** Directive **
Gather each line of the entries below that includes "icon".

+===+

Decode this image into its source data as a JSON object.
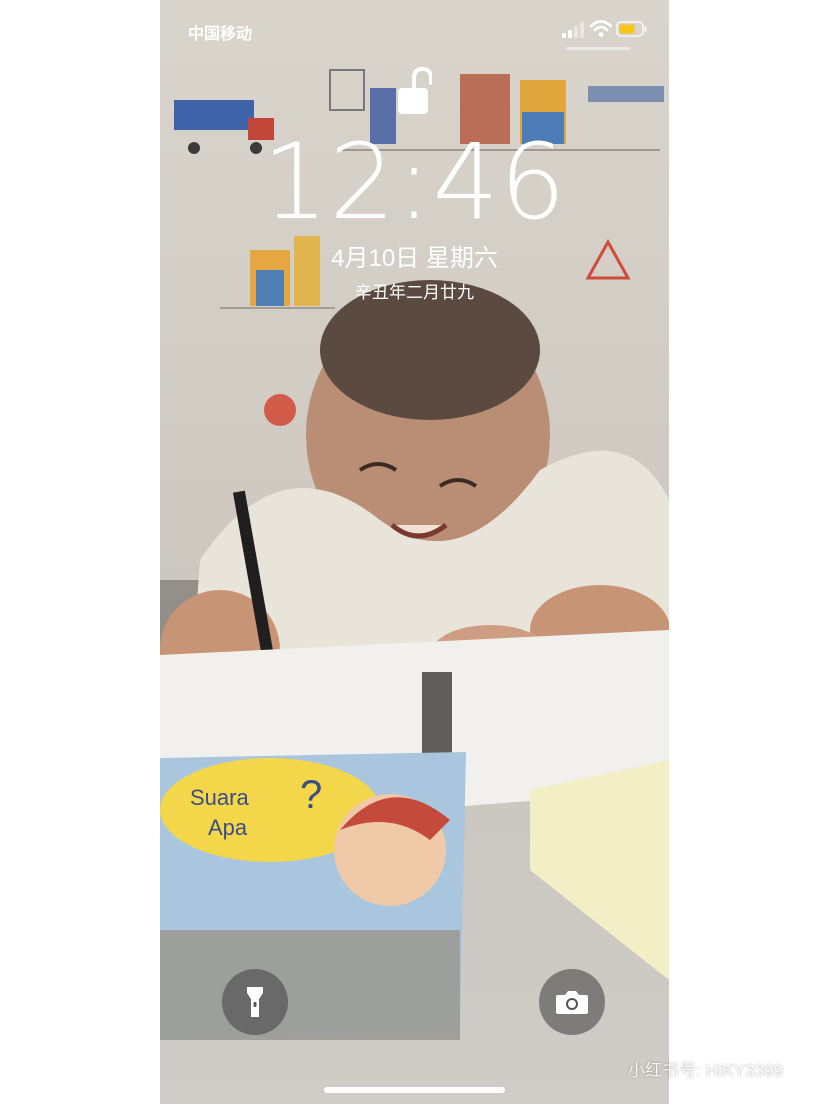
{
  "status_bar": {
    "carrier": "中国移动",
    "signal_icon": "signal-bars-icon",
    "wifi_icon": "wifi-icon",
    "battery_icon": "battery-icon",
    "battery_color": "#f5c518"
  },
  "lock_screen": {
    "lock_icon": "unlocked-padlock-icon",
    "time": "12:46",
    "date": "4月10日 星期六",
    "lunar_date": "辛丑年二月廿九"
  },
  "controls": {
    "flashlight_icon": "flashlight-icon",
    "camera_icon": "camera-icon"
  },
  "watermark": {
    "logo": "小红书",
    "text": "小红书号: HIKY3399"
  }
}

+===+

** Output below **
    "signal_icon": "signal-bars-icon",
    "wifi_icon": "wifi-icon",
    "battery_icon": "battery-icon",
    "lock_icon": "unlocked-padlock-icon",
    "flashlight_icon": "flashlight-icon",
    "camera_icon": "camera-icon"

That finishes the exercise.